WORK TO BE COMPLETED
Exact repetition of every entry is required.

========================

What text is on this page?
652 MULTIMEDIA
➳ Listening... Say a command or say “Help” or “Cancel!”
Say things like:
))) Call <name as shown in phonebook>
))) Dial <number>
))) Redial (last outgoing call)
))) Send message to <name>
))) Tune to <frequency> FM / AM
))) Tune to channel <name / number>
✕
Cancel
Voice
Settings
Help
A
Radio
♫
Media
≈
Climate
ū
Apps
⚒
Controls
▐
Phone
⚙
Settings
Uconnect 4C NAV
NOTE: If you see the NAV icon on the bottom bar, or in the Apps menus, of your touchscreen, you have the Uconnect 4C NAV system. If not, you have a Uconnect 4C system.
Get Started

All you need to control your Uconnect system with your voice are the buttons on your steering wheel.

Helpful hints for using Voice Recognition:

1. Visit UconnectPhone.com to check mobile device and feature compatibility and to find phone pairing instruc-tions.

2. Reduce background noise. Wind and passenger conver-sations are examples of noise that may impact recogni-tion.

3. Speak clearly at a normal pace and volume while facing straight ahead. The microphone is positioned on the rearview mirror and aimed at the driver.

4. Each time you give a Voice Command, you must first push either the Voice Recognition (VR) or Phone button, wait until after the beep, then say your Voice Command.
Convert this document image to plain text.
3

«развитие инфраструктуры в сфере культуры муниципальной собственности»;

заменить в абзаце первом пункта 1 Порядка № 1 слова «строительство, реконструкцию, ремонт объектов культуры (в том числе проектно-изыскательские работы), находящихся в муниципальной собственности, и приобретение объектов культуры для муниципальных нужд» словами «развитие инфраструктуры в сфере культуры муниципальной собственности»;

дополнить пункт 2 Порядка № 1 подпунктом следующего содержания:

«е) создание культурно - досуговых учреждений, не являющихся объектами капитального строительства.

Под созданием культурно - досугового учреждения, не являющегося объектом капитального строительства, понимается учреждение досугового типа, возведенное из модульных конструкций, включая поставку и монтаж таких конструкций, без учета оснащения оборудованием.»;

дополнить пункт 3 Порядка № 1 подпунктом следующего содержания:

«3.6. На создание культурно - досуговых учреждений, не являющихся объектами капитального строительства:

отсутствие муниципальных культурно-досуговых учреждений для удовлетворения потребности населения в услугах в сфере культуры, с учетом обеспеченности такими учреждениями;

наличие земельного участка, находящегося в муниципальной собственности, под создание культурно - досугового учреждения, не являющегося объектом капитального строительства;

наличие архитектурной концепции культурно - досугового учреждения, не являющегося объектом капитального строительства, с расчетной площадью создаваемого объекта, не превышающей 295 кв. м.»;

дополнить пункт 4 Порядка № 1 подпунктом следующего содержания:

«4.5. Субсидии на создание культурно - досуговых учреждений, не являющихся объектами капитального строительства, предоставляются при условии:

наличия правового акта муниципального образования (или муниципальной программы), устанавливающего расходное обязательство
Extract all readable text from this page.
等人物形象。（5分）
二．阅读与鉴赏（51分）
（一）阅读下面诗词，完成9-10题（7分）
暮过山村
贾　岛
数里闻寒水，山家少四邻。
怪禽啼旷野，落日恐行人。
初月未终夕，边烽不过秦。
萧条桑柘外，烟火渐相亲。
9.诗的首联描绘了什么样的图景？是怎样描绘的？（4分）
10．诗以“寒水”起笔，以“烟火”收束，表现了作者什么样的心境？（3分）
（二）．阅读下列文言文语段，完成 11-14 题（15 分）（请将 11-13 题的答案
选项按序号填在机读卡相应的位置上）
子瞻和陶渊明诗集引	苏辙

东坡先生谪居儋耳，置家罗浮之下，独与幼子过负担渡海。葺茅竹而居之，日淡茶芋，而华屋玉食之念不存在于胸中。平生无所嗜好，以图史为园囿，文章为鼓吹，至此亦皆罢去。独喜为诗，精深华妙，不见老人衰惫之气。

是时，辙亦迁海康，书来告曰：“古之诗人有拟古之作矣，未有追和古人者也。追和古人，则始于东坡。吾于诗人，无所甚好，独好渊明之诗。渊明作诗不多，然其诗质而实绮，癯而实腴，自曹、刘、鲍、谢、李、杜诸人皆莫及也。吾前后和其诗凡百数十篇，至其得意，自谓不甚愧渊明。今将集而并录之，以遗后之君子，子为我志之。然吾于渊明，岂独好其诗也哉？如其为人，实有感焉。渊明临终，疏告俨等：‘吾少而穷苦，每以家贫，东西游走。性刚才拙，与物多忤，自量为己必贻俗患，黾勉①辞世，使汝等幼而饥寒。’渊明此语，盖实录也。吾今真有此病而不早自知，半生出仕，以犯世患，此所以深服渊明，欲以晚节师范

========================

EXPECTED ANSWER
What text is on this page?
652 MULTIMEDIA
➳ Listening... Say a command or say “Help” or “Cancel!”
Say things like:
))) Call <name as shown in phonebook>
))) Dial <number>
))) Redial (last outgoing call)
))) Send message to <name>
))) Tune to <frequency> FM / AM
))) Tune to channel <name / number>
✕
Cancel
Voice
Settings
Help
A
Radio
♫
Media
≈
Climate
ū
Apps
⚒
Controls
▐
Phone
⚙
Settings
Uconnect 4C NAV
NOTE: If you see the NAV icon on the bottom bar, or in the Apps menus, of your touchscreen, you have the Uconnect 4C NAV system. If not, you have a Uconnect 4C system.
Get Started

All you need to control your Uconnect system with your voice are the buttons on your steering wheel.

Helpful hints for using Voice Recognition:

1. Visit UconnectPhone.com to check mobile device and feature compatibility and to find phone pairing instruc-tions.

2. Reduce background noise. Wind and passenger conver-sations are examples of noise that may impact recogni-tion.

3. Speak clearly at a normal pace and volume while facing straight ahead. The microphone is positioned on the rearview mirror and aimed at the driver.

4. Each time you give a Voice Command, you must first push either the Voice Recognition (VR) or Phone button, wait until after the beep, then say your Voice Command.
Convert this document image to plain text.
3

«развитие инфраструктуры в сфере культуры муниципальной собственности»;

заменить в абзаце первом пункта 1 Порядка № 1 слова «строительство, реконструкцию, ремонт объектов культуры (в том числе проектно-изыскательские работы), находящихся в муниципальной собственности, и приобретение объектов культуры для муниципальных нужд» словами «развитие инфраструктуры в сфере культуры муниципальной собственности»;

дополнить пункт 2 Порядка № 1 подпунктом следующего содержания:

«е) создание культурно - досуговых учреждений, не являющихся объектами капитального строительства.

Под созданием культурно - досугового учреждения, не являющегося объектом капитального строительства, понимается учреждение досугового типа, возведенное из модульных конструкций, включая поставку и монтаж таких конструкций, без учета оснащения оборудованием.»;

дополнить пункт 3 Порядка № 1 подпунктом следующего содержания:

«3.6. На создание культурно - досуговых учреждений, не являющихся объектами капитального строительства:

отсутствие муниципальных культурно-досуговых учреждений для удовлетворения потребности населения в услугах в сфере культуры, с учетом обеспеченности такими учреждениями;

наличие земельного участка, находящегося в муниципальной собственности, под создание культурно - досугового учреждения, не являющегося объектом капитального строительства;

наличие архитектурной концепции культурно - досугового учреждения, не являющегося объектом капитального строительства, с расчетной площадью создаваемого объекта, не превышающей 295 кв. м.»;

дополнить пункт 4 Порядка № 1 подпунктом следующего содержания:

«4.5. Субсидии на создание культурно - досуговых учреждений, не являющихся объектами капитального строительства, предоставляются при условии:

наличия правового акта муниципального образования (или муниципальной программы), устанавливающего расходное обязательство
Extract all readable text from this page.
等人物形象。（5分）
二．阅读与鉴赏（51分）
（一）阅读下面诗词，完成9-10题（7分）
暮过山村
贾　岛
数里闻寒水，山家少四邻。
怪禽啼旷野，落日恐行人。
初月未终夕，边烽不过秦。
萧条桑柘外，烟火渐相亲。
9.诗的首联描绘了什么样的图景？是怎样描绘的？（4分）
10．诗以“寒水”起笔，以“烟火”收束，表现了作者什么样的心境？（3分）
（二）．阅读下列文言文语段，完成 11-14 题（15 分）（请将 11-13 题的答案
选项按序号填在机读卡相应的位置上）
子瞻和陶渊明诗集引	苏辙

东坡先生谪居儋耳，置家罗浮之下，独与幼子过负担渡海。葺茅竹而居之，日淡茶芋，而华屋玉食之念不存在于胸中。平生无所嗜好，以图史为园囿，文章为鼓吹，至此亦皆罢去。独喜为诗，精深华妙，不见老人衰惫之气。

是时，辙亦迁海康，书来告曰：“古之诗人有拟古之作矣，未有追和古人者也。追和古人，则始于东坡。吾于诗人，无所甚好，独好渊明之诗。渊明作诗不多，然其诗质而实绮，癯而实腴，自曹、刘、鲍、谢、李、杜诸人皆莫及也。吾前后和其诗凡百数十篇，至其得意，自谓不甚愧渊明。今将集而并录之，以遗后之君子，子为我志之。然吾于渊明，岂独好其诗也哉？如其为人，实有感焉。渊明临终，疏告俨等：‘吾少而穷苦，每以家贫，东西游走。性刚才拙，与物多忤，自量为己必贻俗患，黾勉①辞世，使汝等幼而饥寒。’渊明此语，盖实录也。吾今真有此病而不早自知，半生出仕，以犯世患，此所以深服渊明，欲以晚节师范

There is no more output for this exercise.